▶ _WHAT TO WORK ON_: Copy out the listing that follows exactly, dropping every picture.

* Start RECORDS FOR PROCESSING *

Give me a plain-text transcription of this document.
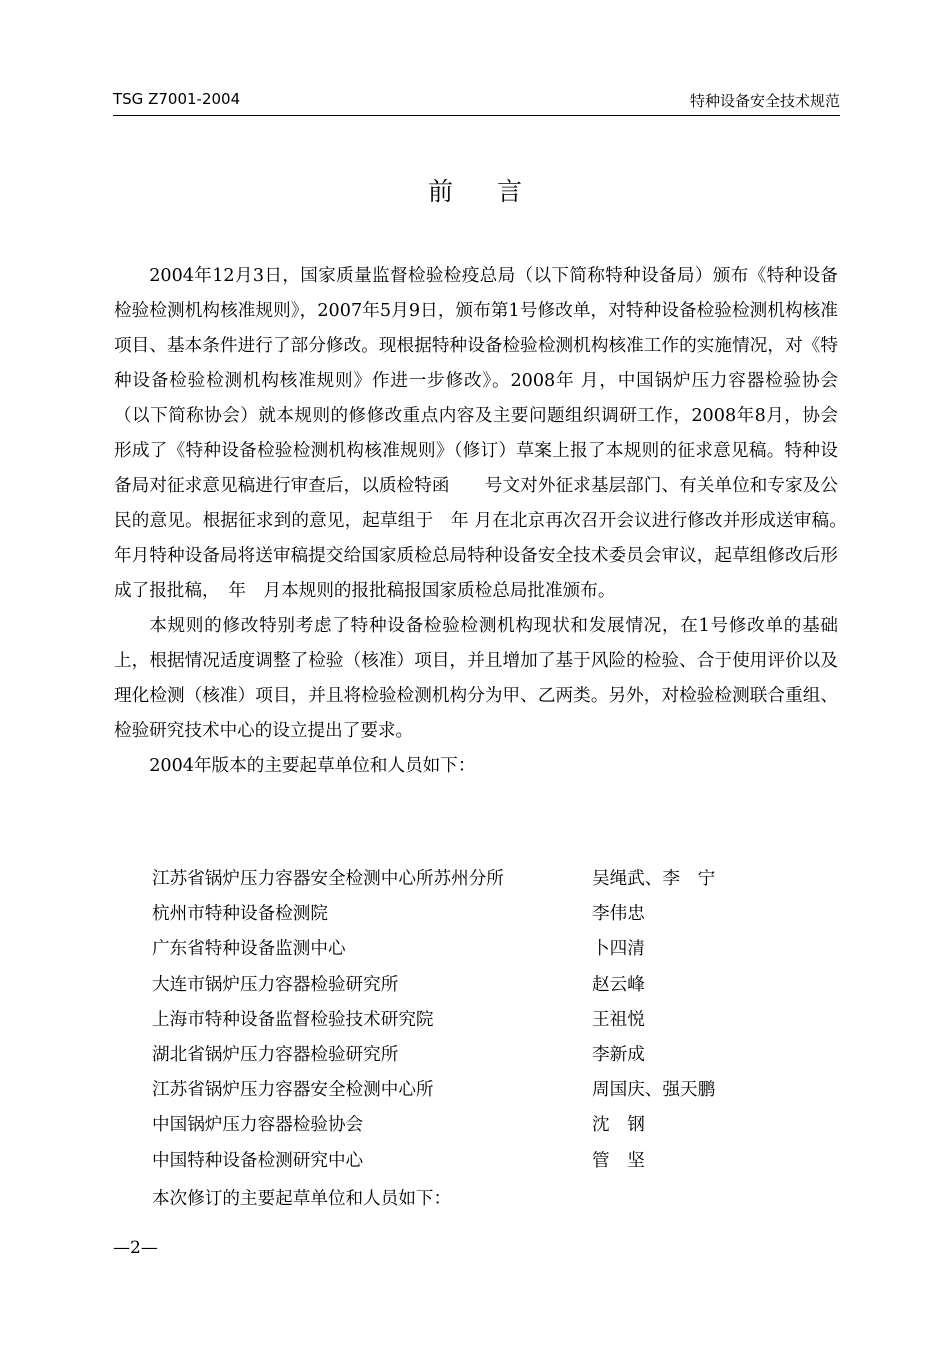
TSG Z7001-2004	特种设备安全技术规范
前言

2004年12月3日，国家质量监督检验检疫总局（以下简称特种设备局）颁布《特种设备检验检测机构核准规则》，2007年5月9日，颁布第1号修改单，对特种设备检验检测机构核准项目、基本条件进行了部分修改。现根据特种设备检验检测机构核准工作的实施情况，对《特种设备检验检测机构核准规则》作进一步修改》。2008年 月，中国锅炉压力容器检验协会（以下简称协会）就本规则的修修改重点内容及主要问题组织调研工作，2008年8月，协会形成了《特种设备检验检测机构核准规则》（修订）草案上报了本规则的征求意见稿。特种设备局对征求意见稿进行审查后，以质检特函　　号文对外征求基层部门、有关单位和专家及公民的意见。根据征求到的意见，起草组于　年 月在北京再次召开会议进行修改并形成送审稿。　　年月特种设备局将送审稿提交给国家质检总局特种设备安全技术委员会审议，起草组修改后形成了报批稿，　年　月本规则的报批稿报国家质检总局批准颁布。

本规则的修改特别考虑了特种设备检验检测机构现状和发展情况，在1号修改单的基础上，根据情况适度调整了检验（核准）项目，并且增加了基于风险的检验、合于使用评价以及理化检测（核准）项目，并且将检验检测机构分为甲、乙两类。另外，对检验检测联合重组、检验研究技术中心的设立提出了要求。

2004年版本的主要起草单位和人员如下：

江苏省锅炉压力容器安全检测中心所苏州分所	吴绳武、李　宁
杭州市特种设备检测院	李伟忠
广东省特种设备监测中心	卜四清
大连市锅炉压力容器检验研究所	赵云峰
上海市特种设备监督检验技术研究院	王祖悦
湖北省锅炉压力容器检验研究所	李新成
江苏省锅炉压力容器安全检测中心所	周国庆、强天鹏
中国锅炉压力容器检验协会	沈　钢
中国特种设备检测研究中心	管　坚
本次修订的主要起草单位和人员如下：
—2—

* End RECORDS FOR PROCESSING *

▶ _FULL OUTPUT_:
Give me a plain-text transcription of this document.
TSG Z7001-2004	特种设备安全技术规范
前言

2004年12月3日，国家质量监督检验检疫总局（以下简称特种设备局）颁布《特种设备检验检测机构核准规则》，2007年5月9日，颁布第1号修改单，对特种设备检验检测机构核准项目、基本条件进行了部分修改。现根据特种设备检验检测机构核准工作的实施情况，对《特种设备检验检测机构核准规则》作进一步修改》。2008年 月，中国锅炉压力容器检验协会（以下简称协会）就本规则的修修改重点内容及主要问题组织调研工作，2008年8月，协会形成了《特种设备检验检测机构核准规则》（修订）草案上报了本规则的征求意见稿。特种设备局对征求意见稿进行审查后，以质检特函　　号文对外征求基层部门、有关单位和专家及公民的意见。根据征求到的意见，起草组于　年 月在北京再次召开会议进行修改并形成送审稿。　　年月特种设备局将送审稿提交给国家质检总局特种设备安全技术委员会审议，起草组修改后形成了报批稿，　年　月本规则的报批稿报国家质检总局批准颁布。

本规则的修改特别考虑了特种设备检验检测机构现状和发展情况，在1号修改单的基础上，根据情况适度调整了检验（核准）项目，并且增加了基于风险的检验、合于使用评价以及理化检测（核准）项目，并且将检验检测机构分为甲、乙两类。另外，对检验检测联合重组、检验研究技术中心的设立提出了要求。

2004年版本的主要起草单位和人员如下：

江苏省锅炉压力容器安全检测中心所苏州分所	吴绳武、李　宁
杭州市特种设备检测院	李伟忠
广东省特种设备监测中心	卜四清
大连市锅炉压力容器检验研究所	赵云峰
上海市特种设备监督检验技术研究院	王祖悦
湖北省锅炉压力容器检验研究所	李新成
江苏省锅炉压力容器安全检测中心所	周国庆、强天鹏
中国锅炉压力容器检验协会	沈　钢
中国特种设备检测研究中心	管　坚
本次修订的主要起草单位和人员如下：
—2—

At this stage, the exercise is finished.